**Task instructions:**
Would you pull out every line of the material that contains the string "plane"?

**Entries provided:**

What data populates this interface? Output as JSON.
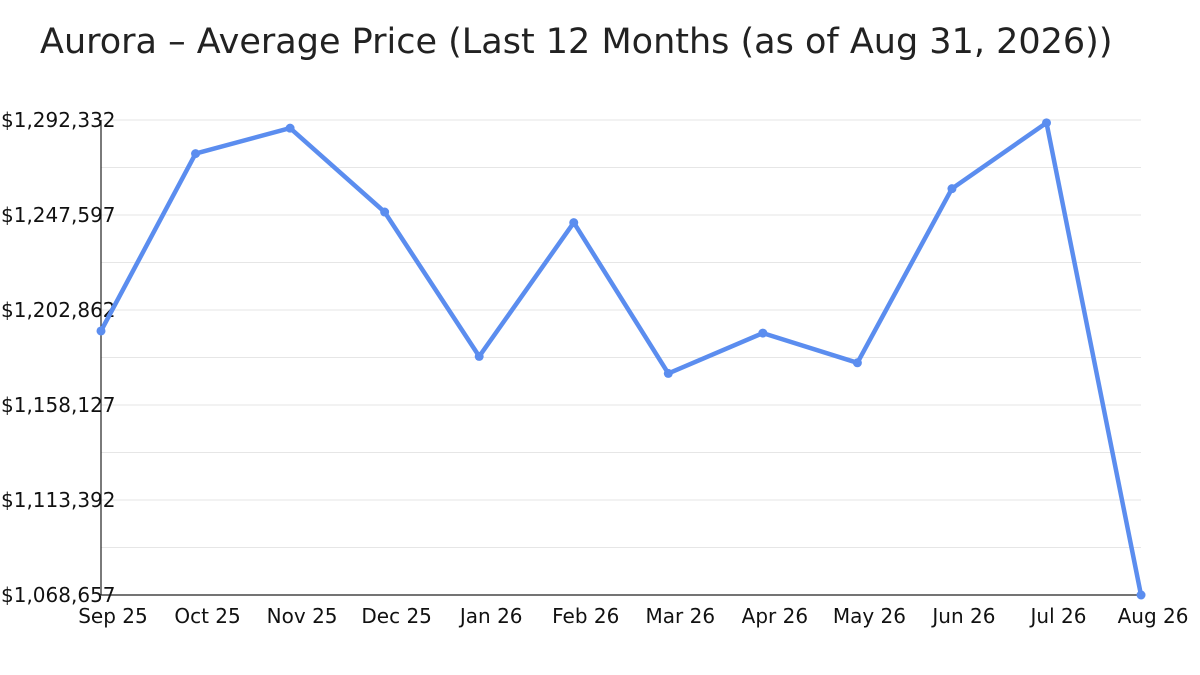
{
  "chart_data": {
    "type": "line",
    "title": "Aurora – Average Price (Last 12 Months (as of Aug 31, 2026))",
    "xlabel": "",
    "ylabel": "",
    "categories": [
      "Sep 25",
      "Oct 25",
      "Nov 25",
      "Dec 25",
      "Jan 26",
      "Feb 26",
      "Mar 26",
      "Apr 26",
      "May 26",
      "Jun 26",
      "Jul 26",
      "Aug 26"
    ],
    "series": [
      {
        "values": [
          1193000,
          1276500,
          1288500,
          1249000,
          1181000,
          1244000,
          1173000,
          1192000,
          1178000,
          1260000,
          1291000,
          1068657
        ]
      }
    ],
    "ylim": [
      1068657,
      1292332
    ],
    "yticks": [
      1068657,
      1113392,
      1158127,
      1202862,
      1247597,
      1292332
    ],
    "ytick_labels": [
      "$1,068,657",
      "$1,113,392",
      "$1,158,127",
      "$1,202,862",
      "$1,247,597",
      "$1,292,332"
    ],
    "grid": true,
    "line_color": "#5b8def",
    "grid_color": "#e6e6e6",
    "axis_color": "#222222"
  }
}
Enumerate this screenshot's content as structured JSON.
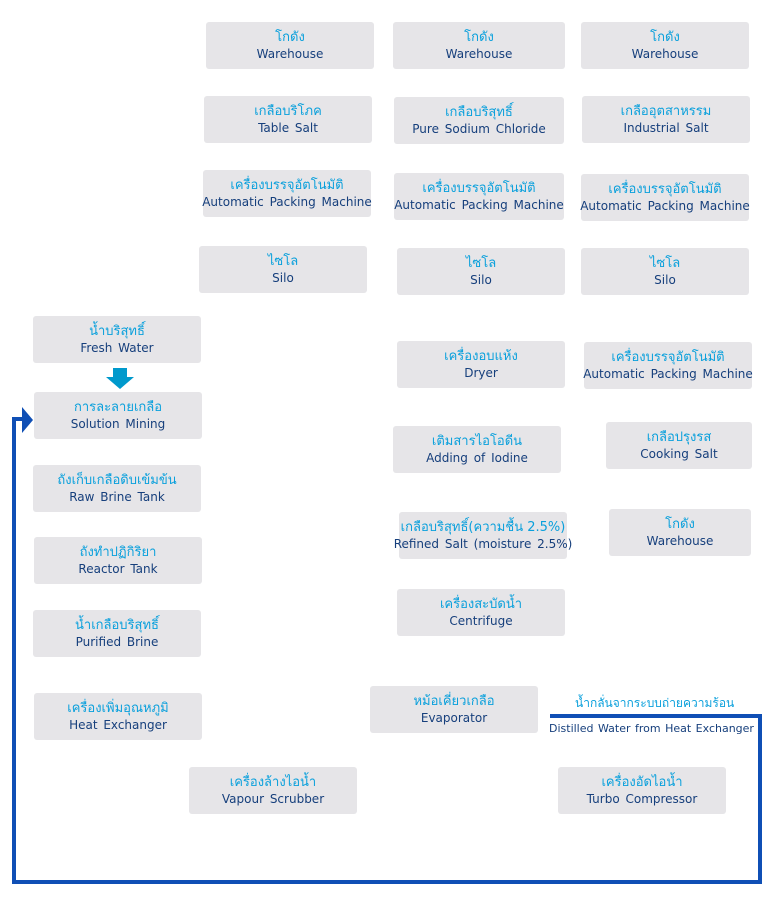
{
  "boxes": {
    "wh1": {
      "th": "โกดัง",
      "en": "Warehouse"
    },
    "wh2": {
      "th": "โกดัง",
      "en": "Warehouse"
    },
    "wh3": {
      "th": "โกดัง",
      "en": "Warehouse"
    },
    "table_salt": {
      "th": "เกลือบริโภค",
      "en": "Table Salt"
    },
    "pure_nacl": {
      "th": "เกลือบริสุทธิ์",
      "en": "Pure Sodium Chloride"
    },
    "industrial": {
      "th": "เกลืออุตสาหรรม",
      "en": "Industrial Salt"
    },
    "pack1": {
      "th": "เครื่องบรรจุอัตโนมัติ",
      "en": "Automatic Packing Machine"
    },
    "pack2": {
      "th": "เครื่องบรรจุอัตโนมัติ",
      "en": "Automatic Packing Machine"
    },
    "pack3": {
      "th": "เครื่องบรรจุอัตโนมัติ",
      "en": "Automatic Packing Machine"
    },
    "silo1": {
      "th": "ไซโล",
      "en": "Silo"
    },
    "silo2": {
      "th": "ไซโล",
      "en": "Silo"
    },
    "silo3": {
      "th": "ไซโล",
      "en": "Silo"
    },
    "fresh": {
      "th": "น้ำบริสุทธิ์",
      "en": "Fresh Water"
    },
    "mining": {
      "th": "การละลายเกลือ",
      "en": "Solution Mining"
    },
    "raw": {
      "th": "ถังเก็บเกลือดิบเข้มข้น",
      "en": "Raw Brine Tank"
    },
    "reactor": {
      "th": "ถังทำปฏิกิริยา",
      "en": "Reactor Tank"
    },
    "purified": {
      "th": "น้ำเกลือบริสุทธิ์",
      "en": "Purified Brine"
    },
    "heat": {
      "th": "เครื่องเพิ่มอุณหภูมิ",
      "en": "Heat Exchanger"
    },
    "scrubber": {
      "th": "เครื่องล้างไอน้ำ",
      "en": "Vapour Scrubber"
    },
    "dryer": {
      "th": "เครื่องอบแห้ง",
      "en": "Dryer"
    },
    "iodine": {
      "th": "เติมสารไอโอดีน",
      "en": "Adding of Iodine"
    },
    "refined": {
      "th": "เกลือบริสุทธิ์(ความชื้น 2.5%)",
      "en": "Refined Salt (moisture 2.5%)"
    },
    "centrifuge": {
      "th": "เครื่องสะบัดน้ำ",
      "en": "Centrifuge"
    },
    "evaporator": {
      "th": "หม้อเคี่ยวเกลือ",
      "en": "Evaporator"
    },
    "pack4": {
      "th": "เครื่องบรรจุอัตโนมัติ",
      "en": "Automatic Packing Machine"
    },
    "cooking": {
      "th": "เกลือปรุงรส",
      "en": "Cooking Salt"
    },
    "wh4": {
      "th": "โกดัง",
      "en": "Warehouse"
    },
    "turbo": {
      "th": "เครื่องอัดไอน้ำ",
      "en": "Turbo Compressor"
    }
  },
  "distilled": {
    "th": "น้ำกลั่นจากระบบถ่ายความร้อน",
    "en": "Distilled Water from Heat Exchanger"
  },
  "colors": {
    "box": "#e6e5e8",
    "thai_text": "#0aa0dc",
    "english_text": "#163f7c",
    "return_line": "#0f4fb5",
    "fresh_arrow": "#0099cc"
  }
}
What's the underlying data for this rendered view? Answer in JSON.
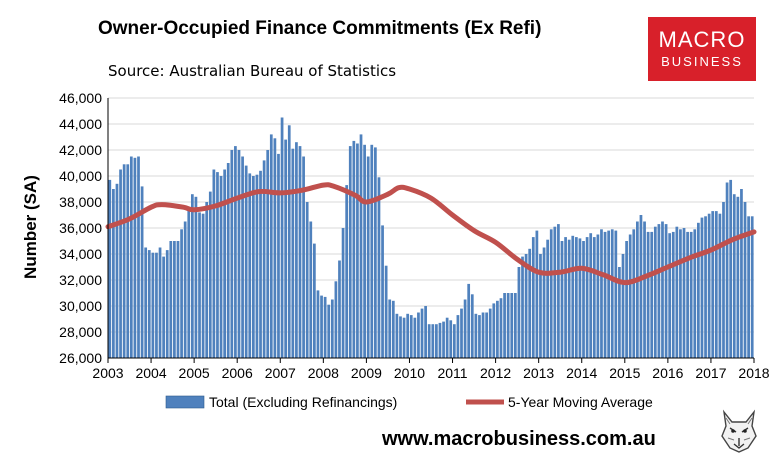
{
  "title": "Owner-Occupied Finance Commitments (Ex Refi)",
  "source": "Source: Australian  Bureau of Statistics",
  "logo": {
    "line1": "MACRO",
    "line2": "BUSINESS",
    "color": "#d8202a"
  },
  "website": "www.macrobusiness.com.au",
  "chart_data": {
    "type": "bar",
    "ylabel": "Number (SA)",
    "ylim": [
      26000,
      46000
    ],
    "yticks": [
      "26,000",
      "28,000",
      "30,000",
      "32,000",
      "34,000",
      "36,000",
      "38,000",
      "40,000",
      "42,000",
      "44,000",
      "46,000"
    ],
    "xticks": [
      "2003",
      "2004",
      "2005",
      "2006",
      "2007",
      "2008",
      "2009",
      "2010",
      "2011",
      "2012",
      "2013",
      "2014",
      "2015",
      "2016",
      "2017",
      "2018"
    ],
    "x_start": "2003-01",
    "x_end": "2018-01",
    "grid": true,
    "legend_position": "bottom",
    "series": [
      {
        "name": "Total (Excluding Refinancings)",
        "kind": "bar",
        "color": "#4f81bd",
        "values": [
          39700,
          39000,
          39400,
          40500,
          40900,
          40900,
          41500,
          41400,
          41500,
          39200,
          34500,
          34300,
          34100,
          34100,
          34500,
          33800,
          34300,
          35000,
          35000,
          35000,
          35900,
          36500,
          37500,
          38600,
          38400,
          37200,
          37100,
          38000,
          38800,
          40500,
          40300,
          40000,
          40500,
          41000,
          42000,
          42300,
          42000,
          41500,
          40800,
          40200,
          40000,
          40100,
          40400,
          41200,
          42000,
          43200,
          42900,
          41700,
          44500,
          42800,
          43900,
          42100,
          42600,
          42300,
          41500,
          38000,
          36500,
          34800,
          31200,
          30800,
          30700,
          30100,
          30500,
          31900,
          33500,
          36000,
          39300,
          42300,
          42700,
          42500,
          43200,
          42400,
          41500,
          42400,
          42200,
          39900,
          36200,
          33100,
          30500,
          30400,
          29400,
          29200,
          29100,
          29400,
          29300,
          29100,
          29500,
          29800,
          30000,
          28600,
          28600,
          28600,
          28700,
          28800,
          29100,
          28900,
          28600,
          29300,
          29800,
          30500,
          31700,
          30900,
          29400,
          29300,
          29500,
          29500,
          29800,
          30200,
          30400,
          30600,
          31000,
          31000,
          31000,
          31000,
          33000,
          33800,
          34000,
          34400,
          35300,
          35800,
          34000,
          34500,
          35100,
          35900,
          36100,
          36300,
          35000,
          35300,
          35100,
          35400,
          35300,
          35200,
          35000,
          35300,
          35600,
          35300,
          35500,
          35900,
          35700,
          35800,
          35900,
          35800,
          33000,
          34000,
          35000,
          35500,
          35900,
          36500,
          37000,
          36500,
          35700,
          35700,
          36100,
          36300,
          36500,
          36300,
          35600,
          35700,
          36100,
          35900,
          36000,
          35700,
          35700,
          35900,
          36400,
          36800,
          36900,
          37100,
          37300,
          37300,
          37100,
          38000,
          39500,
          39700,
          38600,
          38400,
          39000,
          38000,
          36900,
          36900
        ]
      },
      {
        "name": "5-Year Moving Average",
        "kind": "line",
        "color": "#c0504d",
        "points": [
          [
            "2003-01",
            36100
          ],
          [
            "2003-07",
            36700
          ],
          [
            "2004-01",
            37600
          ],
          [
            "2004-04",
            37800
          ],
          [
            "2004-10",
            37600
          ],
          [
            "2005-01",
            37400
          ],
          [
            "2005-07",
            37700
          ],
          [
            "2006-01",
            38300
          ],
          [
            "2006-07",
            38800
          ],
          [
            "2007-01",
            38700
          ],
          [
            "2007-07",
            38900
          ],
          [
            "2008-01",
            39300
          ],
          [
            "2008-04",
            39200
          ],
          [
            "2008-10",
            38500
          ],
          [
            "2009-01",
            38000
          ],
          [
            "2009-07",
            38600
          ],
          [
            "2009-10",
            39100
          ],
          [
            "2010-01",
            39000
          ],
          [
            "2010-07",
            38300
          ],
          [
            "2011-01",
            37000
          ],
          [
            "2011-07",
            35800
          ],
          [
            "2012-01",
            34900
          ],
          [
            "2012-07",
            33600
          ],
          [
            "2013-01",
            32600
          ],
          [
            "2013-07",
            32600
          ],
          [
            "2014-01",
            32900
          ],
          [
            "2014-07",
            32400
          ],
          [
            "2015-01",
            31800
          ],
          [
            "2015-07",
            32300
          ],
          [
            "2016-01",
            33000
          ],
          [
            "2016-07",
            33700
          ],
          [
            "2017-01",
            34300
          ],
          [
            "2017-07",
            35100
          ],
          [
            "2018-01",
            35700
          ]
        ]
      }
    ]
  }
}
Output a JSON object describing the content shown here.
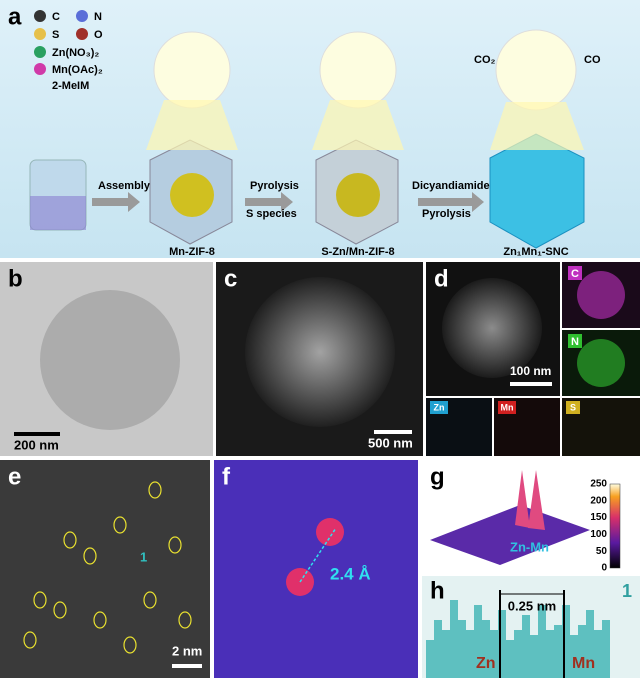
{
  "panel_a": {
    "label": "a",
    "legend": [
      "C",
      "N",
      "S",
      "O",
      "Zn(NO₃)₂",
      "Mn(OAc)₂",
      "2-MeIM"
    ],
    "steps": [
      "Assembly",
      "Pyrolysis",
      "S species",
      "Dicyandiamide",
      "Pyrolysis"
    ],
    "products": [
      "Mn-ZIF-8",
      "S-Zn/Mn-ZIF-8",
      "Zn₁Mn₁-SNC"
    ],
    "gases": [
      "CO₂",
      "CO"
    ]
  },
  "panel_b": {
    "label": "b",
    "scale": "200 nm"
  },
  "panel_c": {
    "label": "c",
    "scale": "500 nm"
  },
  "panel_d": {
    "label": "d",
    "scale": "100 nm",
    "elements": [
      "C",
      "N",
      "Zn",
      "Mn",
      "S"
    ]
  },
  "panel_e": {
    "label": "e",
    "scale": "2 nm",
    "marker": "1"
  },
  "panel_f": {
    "label": "f",
    "distance": "2.4 Å"
  },
  "panel_g": {
    "label": "g",
    "annotation": "Zn-Mn",
    "colorbar_ticks": [
      0,
      50,
      100,
      150,
      200,
      250
    ]
  },
  "panel_h": {
    "label": "h",
    "distance": "0.25 nm",
    "marker": "1",
    "left": "Zn",
    "right": "Mn"
  }
}
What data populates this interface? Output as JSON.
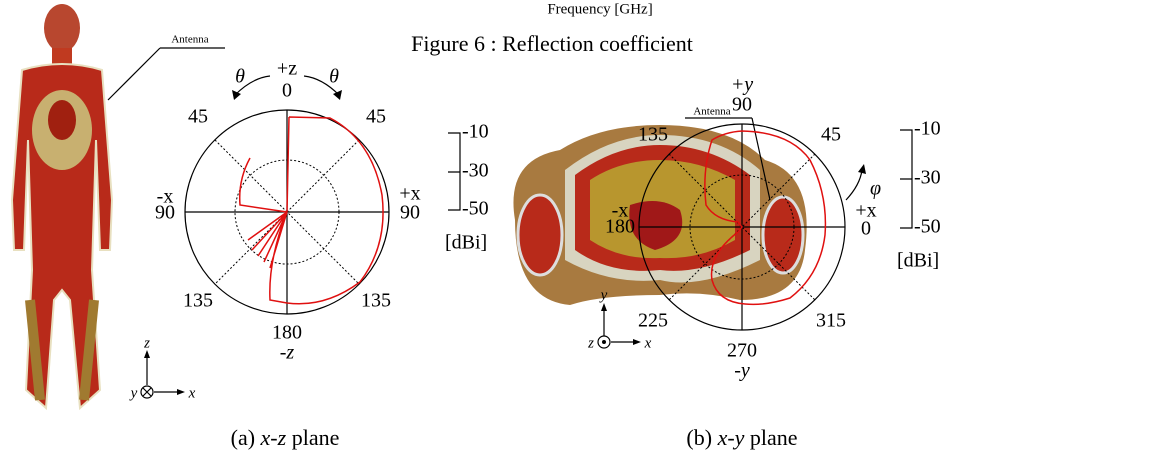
{
  "header": {
    "axis_label": "Frequency [GHz]",
    "figure_title": "Figure 6 : Reflection coefficient"
  },
  "panel_a": {
    "antenna": "Antenna",
    "top_axis": "+z",
    "top_angle": "0",
    "theta_left": "θ",
    "theta_right": "θ",
    "angle_45_left": "45",
    "angle_45_right": "45",
    "left_axis": "-x",
    "left_angle": "90",
    "right_axis": "+x",
    "right_angle": "90",
    "angle_135_left": "135",
    "angle_135_right": "135",
    "bottom_angle": "180",
    "bottom_axis": "-z",
    "scale": [
      "-10",
      "-30",
      "-50"
    ],
    "unit": "[dBi]",
    "coord": {
      "up": "z",
      "into": "y",
      "right": "x"
    },
    "caption": {
      "prefix": "(a) ",
      "plane": "x-z",
      "suffix": " plane"
    }
  },
  "panel_b": {
    "antenna": "Antenna",
    "top_axis": "+y",
    "top_angle": "90",
    "angle_135": "135",
    "angle_45": "45",
    "phi": "φ",
    "left_axis": "-x",
    "left_angle": "180",
    "right_axis": "+x",
    "right_angle": "0",
    "angle_225": "225",
    "angle_315": "315",
    "bottom_angle": "270",
    "bottom_axis": "-y",
    "scale": [
      "-10",
      "-30",
      "-50"
    ],
    "unit": "[dBi]",
    "coord": {
      "up": "y",
      "out": "z",
      "right": "x"
    },
    "caption": {
      "prefix": "(b) ",
      "plane": "x-y",
      "suffix": " plane"
    }
  }
}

**Solution to the problem:**
      "plane": "x-z",
      "suffix": " plane"
      "plane": "x-y",
      "suffix": " plane"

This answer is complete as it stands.